_TASK INSTRUCTIONS_.
Copy every line from the data below in which the string "Aménagements" can be found.

** start of MATERIAL SUPPLIED **

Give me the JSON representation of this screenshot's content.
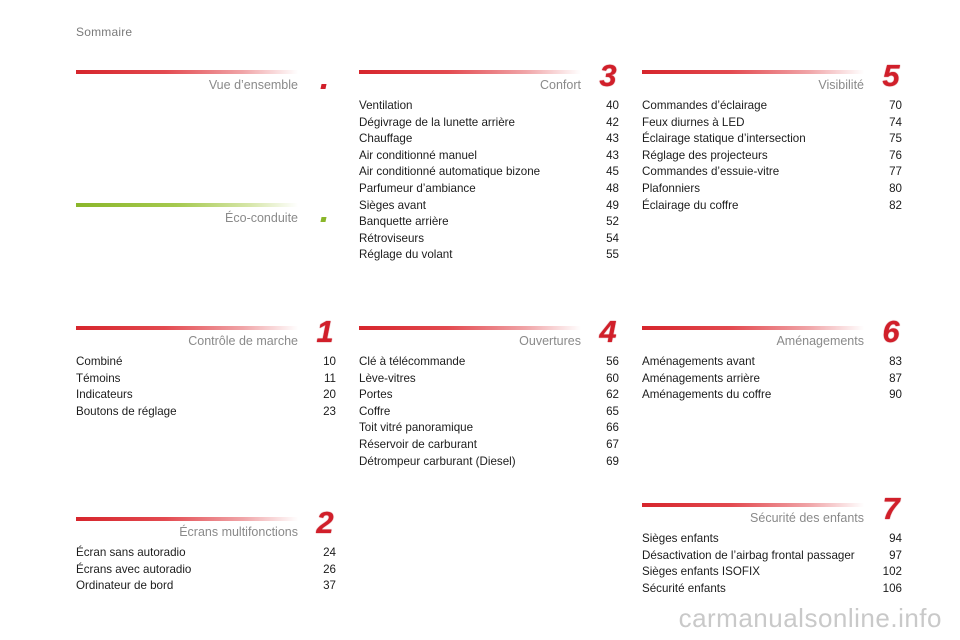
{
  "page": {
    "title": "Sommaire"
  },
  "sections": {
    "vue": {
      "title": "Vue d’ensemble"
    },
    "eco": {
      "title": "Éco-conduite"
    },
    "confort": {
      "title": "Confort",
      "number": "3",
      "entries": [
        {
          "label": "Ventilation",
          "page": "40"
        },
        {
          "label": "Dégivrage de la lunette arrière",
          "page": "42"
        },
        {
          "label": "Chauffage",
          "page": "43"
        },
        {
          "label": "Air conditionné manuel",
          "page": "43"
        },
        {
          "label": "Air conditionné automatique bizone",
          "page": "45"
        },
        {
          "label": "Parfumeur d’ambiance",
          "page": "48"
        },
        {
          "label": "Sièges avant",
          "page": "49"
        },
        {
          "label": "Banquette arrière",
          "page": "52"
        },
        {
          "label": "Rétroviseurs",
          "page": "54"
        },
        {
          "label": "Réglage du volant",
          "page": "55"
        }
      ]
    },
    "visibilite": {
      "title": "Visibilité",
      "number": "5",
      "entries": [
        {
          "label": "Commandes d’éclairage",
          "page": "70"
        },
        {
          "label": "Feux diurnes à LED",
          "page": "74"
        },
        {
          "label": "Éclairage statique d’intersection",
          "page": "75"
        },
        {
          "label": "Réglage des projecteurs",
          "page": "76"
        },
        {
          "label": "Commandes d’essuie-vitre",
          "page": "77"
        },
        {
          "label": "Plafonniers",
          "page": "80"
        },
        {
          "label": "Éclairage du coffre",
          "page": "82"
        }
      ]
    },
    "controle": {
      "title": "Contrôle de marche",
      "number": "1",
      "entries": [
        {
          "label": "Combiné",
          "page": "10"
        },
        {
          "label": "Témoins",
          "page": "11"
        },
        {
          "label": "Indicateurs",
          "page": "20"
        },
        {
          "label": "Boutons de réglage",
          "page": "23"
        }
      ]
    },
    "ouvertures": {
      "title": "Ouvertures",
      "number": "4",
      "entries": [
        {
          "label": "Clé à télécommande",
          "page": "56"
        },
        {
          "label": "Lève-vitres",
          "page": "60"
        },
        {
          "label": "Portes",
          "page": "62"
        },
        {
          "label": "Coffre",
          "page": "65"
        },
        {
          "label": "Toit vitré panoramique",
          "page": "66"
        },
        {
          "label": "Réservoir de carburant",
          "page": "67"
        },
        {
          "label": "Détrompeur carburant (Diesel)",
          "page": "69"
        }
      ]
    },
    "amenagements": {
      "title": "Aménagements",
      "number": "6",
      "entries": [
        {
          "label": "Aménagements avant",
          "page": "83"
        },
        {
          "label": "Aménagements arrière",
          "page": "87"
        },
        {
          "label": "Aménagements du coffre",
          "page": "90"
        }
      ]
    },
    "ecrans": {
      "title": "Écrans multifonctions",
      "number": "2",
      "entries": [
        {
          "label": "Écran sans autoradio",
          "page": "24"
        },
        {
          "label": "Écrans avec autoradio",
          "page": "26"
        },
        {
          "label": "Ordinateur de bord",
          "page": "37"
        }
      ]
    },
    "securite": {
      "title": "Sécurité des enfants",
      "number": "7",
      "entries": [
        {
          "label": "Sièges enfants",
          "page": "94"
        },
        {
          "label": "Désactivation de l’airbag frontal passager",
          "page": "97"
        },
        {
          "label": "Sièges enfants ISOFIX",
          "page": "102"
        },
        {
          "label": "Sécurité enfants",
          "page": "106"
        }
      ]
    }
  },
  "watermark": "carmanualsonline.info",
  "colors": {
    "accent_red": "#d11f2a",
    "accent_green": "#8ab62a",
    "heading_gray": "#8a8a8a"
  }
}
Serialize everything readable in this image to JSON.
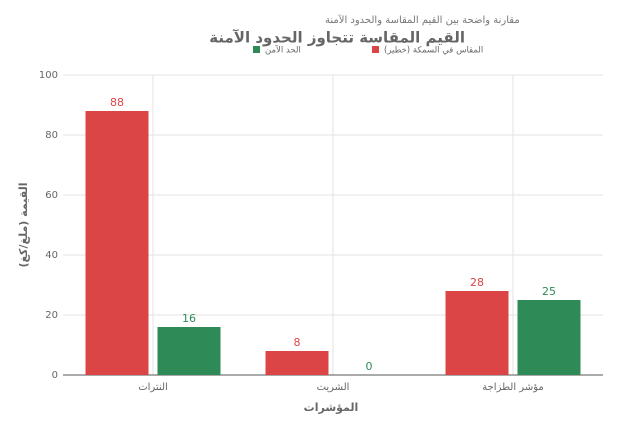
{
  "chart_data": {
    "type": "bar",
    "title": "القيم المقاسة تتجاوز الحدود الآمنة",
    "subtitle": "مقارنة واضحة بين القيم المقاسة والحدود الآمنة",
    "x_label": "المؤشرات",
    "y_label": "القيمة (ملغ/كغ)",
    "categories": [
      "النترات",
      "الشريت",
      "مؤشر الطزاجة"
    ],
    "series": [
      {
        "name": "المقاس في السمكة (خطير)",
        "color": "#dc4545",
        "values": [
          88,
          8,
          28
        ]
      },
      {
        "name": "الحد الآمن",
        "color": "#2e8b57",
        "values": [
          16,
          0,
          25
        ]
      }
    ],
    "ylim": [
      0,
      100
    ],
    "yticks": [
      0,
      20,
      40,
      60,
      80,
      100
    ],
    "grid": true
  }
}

** end of MATERIAL SUPPLIED **

_SOLUTION_.
      "title": "Aménagements",
          "label": "Aménagements avant",
          "label": "Aménagements arrière",
          "label": "Aménagements du coffre",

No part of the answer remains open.